**Directions**
Set the data down again, exactly as it reads, but without the pictures.

━━━ Supplied data ━━━

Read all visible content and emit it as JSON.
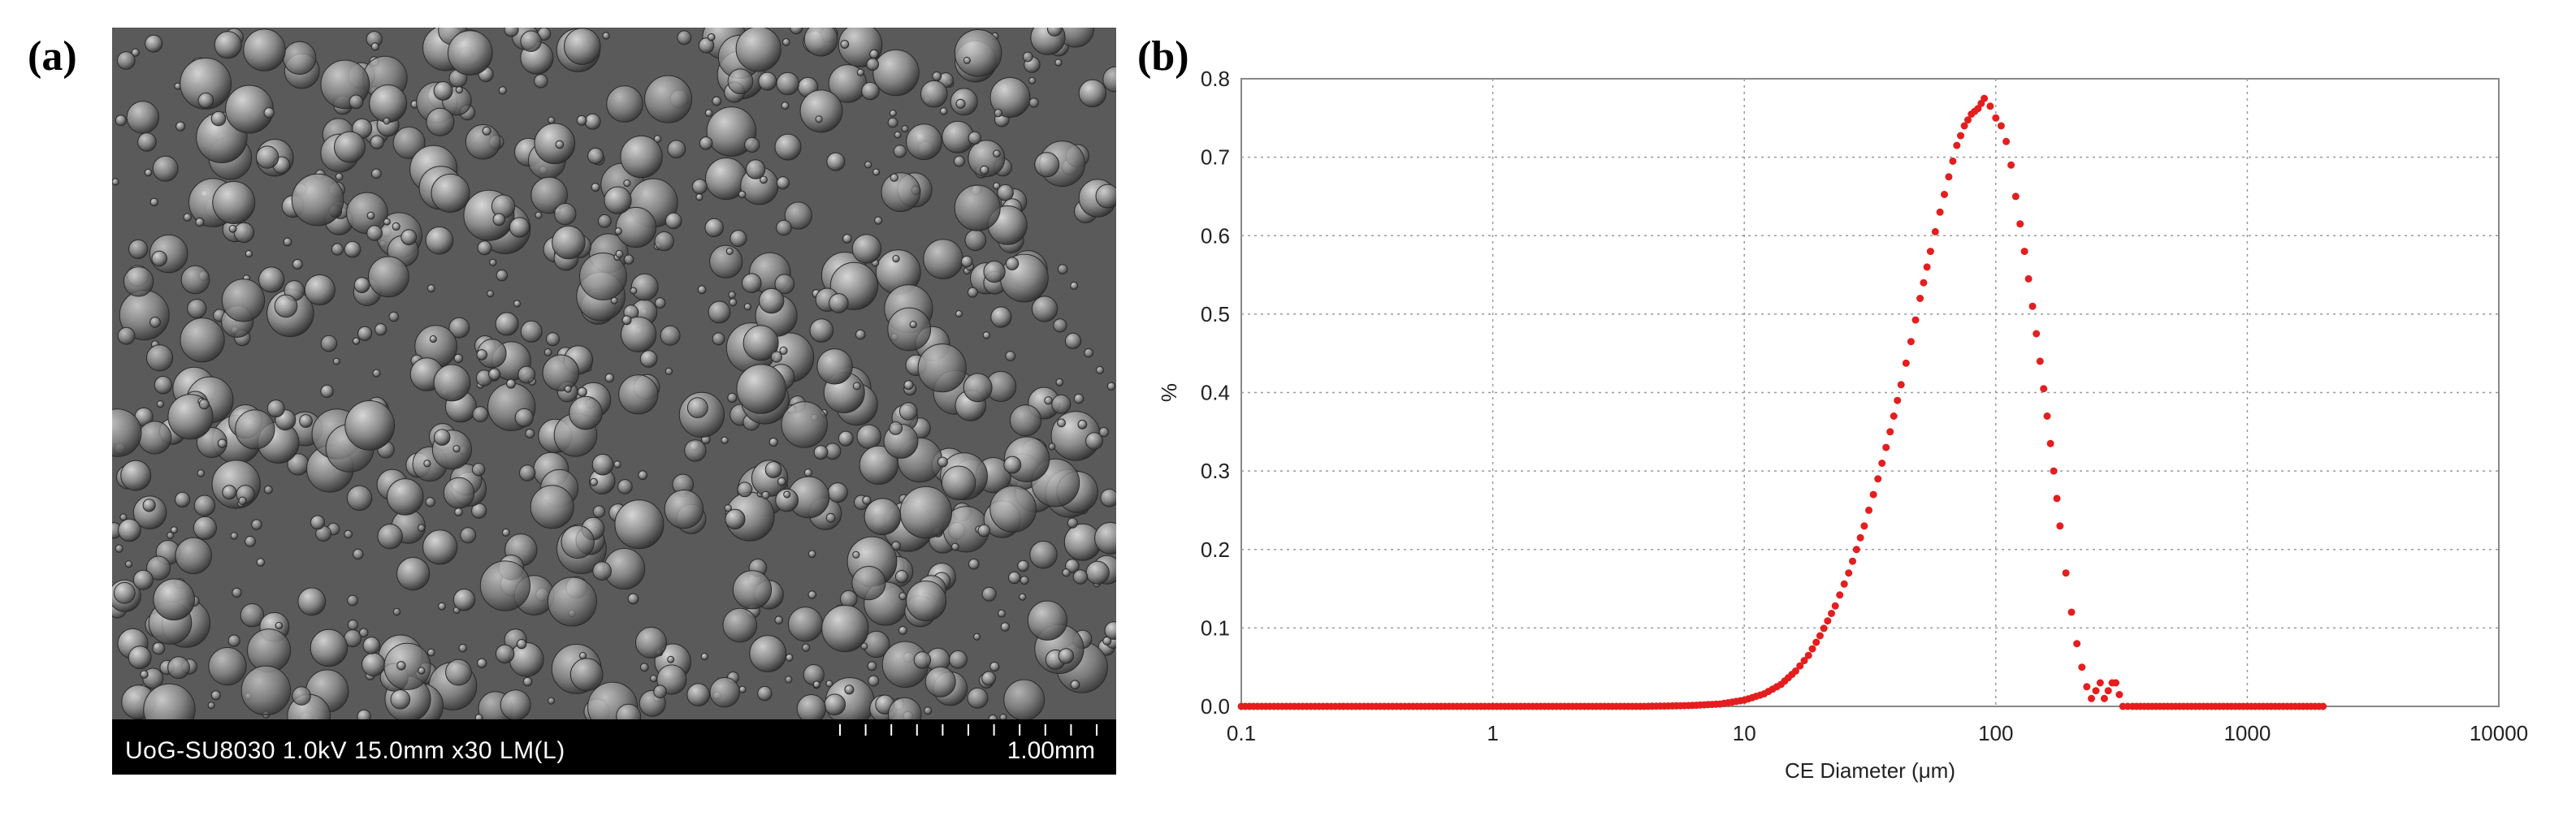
{
  "panels": {
    "a_label": "(a)",
    "b_label": "(b)"
  },
  "sem_image": {
    "info_text": "UoG-SU8030 1.0kV 15.0mm x30 LM(L)",
    "scale_label": "1.00mm"
  },
  "chart_data": {
    "type": "scatter",
    "title": "",
    "xlabel": "CE Diameter (μm)",
    "ylabel": "%",
    "x_scale": "log",
    "xlim": [
      0.1,
      10000
    ],
    "ylim": [
      0,
      0.8
    ],
    "x_ticks": [
      "0.1",
      "1",
      "10",
      "100",
      "1000",
      "10000"
    ],
    "y_ticks": [
      "0.0",
      "0.1",
      "0.2",
      "0.3",
      "0.4",
      "0.5",
      "0.6",
      "0.7",
      "0.8"
    ],
    "grid": true,
    "series": [
      {
        "color": "#e41e1e",
        "x": [
          0.1,
          0.5,
          1,
          2,
          4,
          6,
          8,
          10,
          12,
          14,
          16,
          18,
          20,
          23,
          26,
          30,
          34,
          38,
          42,
          46,
          50,
          55,
          60,
          65,
          70,
          75,
          80,
          85,
          90,
          95,
          100,
          105,
          110,
          115,
          120,
          130,
          140,
          150,
          160,
          170,
          180,
          190,
          200,
          210,
          220,
          230,
          240,
          250,
          260,
          270,
          280,
          290,
          300,
          320,
          350,
          500,
          1000,
          2000
        ],
        "y": [
          0,
          0,
          0,
          0,
          0,
          0.001,
          0.003,
          0.008,
          0.016,
          0.028,
          0.045,
          0.065,
          0.09,
          0.128,
          0.17,
          0.23,
          0.29,
          0.35,
          0.41,
          0.465,
          0.52,
          0.58,
          0.63,
          0.675,
          0.715,
          0.74,
          0.755,
          0.762,
          0.775,
          0.765,
          0.75,
          0.74,
          0.72,
          0.69,
          0.65,
          0.58,
          0.51,
          0.44,
          0.37,
          0.3,
          0.23,
          0.17,
          0.12,
          0.08,
          0.05,
          0.025,
          0.01,
          0.02,
          0.03,
          0.01,
          0.02,
          0.03,
          0.03,
          0.0,
          0,
          0,
          0,
          0
        ]
      }
    ]
  }
}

━━━

**Expected answer**
Read all visible content and emit it as JSON.
{
  "panels": {
    "a_label": "(a)",
    "b_label": "(b)"
  },
  "sem_image": {
    "info_text": "UoG-SU8030 1.0kV 15.0mm x30 LM(L)",
    "scale_label": "1.00mm"
  },
  "chart_data": {
    "type": "scatter",
    "title": "",
    "xlabel": "CE Diameter (μm)",
    "ylabel": "%",
    "x_scale": "log",
    "xlim": [
      0.1,
      10000
    ],
    "ylim": [
      0,
      0.8
    ],
    "x_ticks": [
      "0.1",
      "1",
      "10",
      "100",
      "1000",
      "10000"
    ],
    "y_ticks": [
      "0.0",
      "0.1",
      "0.2",
      "0.3",
      "0.4",
      "0.5",
      "0.6",
      "0.7",
      "0.8"
    ],
    "grid": true,
    "series": [
      {
        "color": "#e41e1e",
        "x": [
          0.1,
          0.5,
          1,
          2,
          4,
          6,
          8,
          10,
          12,
          14,
          16,
          18,
          20,
          23,
          26,
          30,
          34,
          38,
          42,
          46,
          50,
          55,
          60,
          65,
          70,
          75,
          80,
          85,
          90,
          95,
          100,
          105,
          110,
          115,
          120,
          130,
          140,
          150,
          160,
          170,
          180,
          190,
          200,
          210,
          220,
          230,
          240,
          250,
          260,
          270,
          280,
          290,
          300,
          320,
          350,
          500,
          1000,
          2000
        ],
        "y": [
          0,
          0,
          0,
          0,
          0,
          0.001,
          0.003,
          0.008,
          0.016,
          0.028,
          0.045,
          0.065,
          0.09,
          0.128,
          0.17,
          0.23,
          0.29,
          0.35,
          0.41,
          0.465,
          0.52,
          0.58,
          0.63,
          0.675,
          0.715,
          0.74,
          0.755,
          0.762,
          0.775,
          0.765,
          0.75,
          0.74,
          0.72,
          0.69,
          0.65,
          0.58,
          0.51,
          0.44,
          0.37,
          0.3,
          0.23,
          0.17,
          0.12,
          0.08,
          0.05,
          0.025,
          0.01,
          0.02,
          0.03,
          0.01,
          0.02,
          0.03,
          0.03,
          0.0,
          0,
          0,
          0,
          0
        ]
      }
    ]
  }
}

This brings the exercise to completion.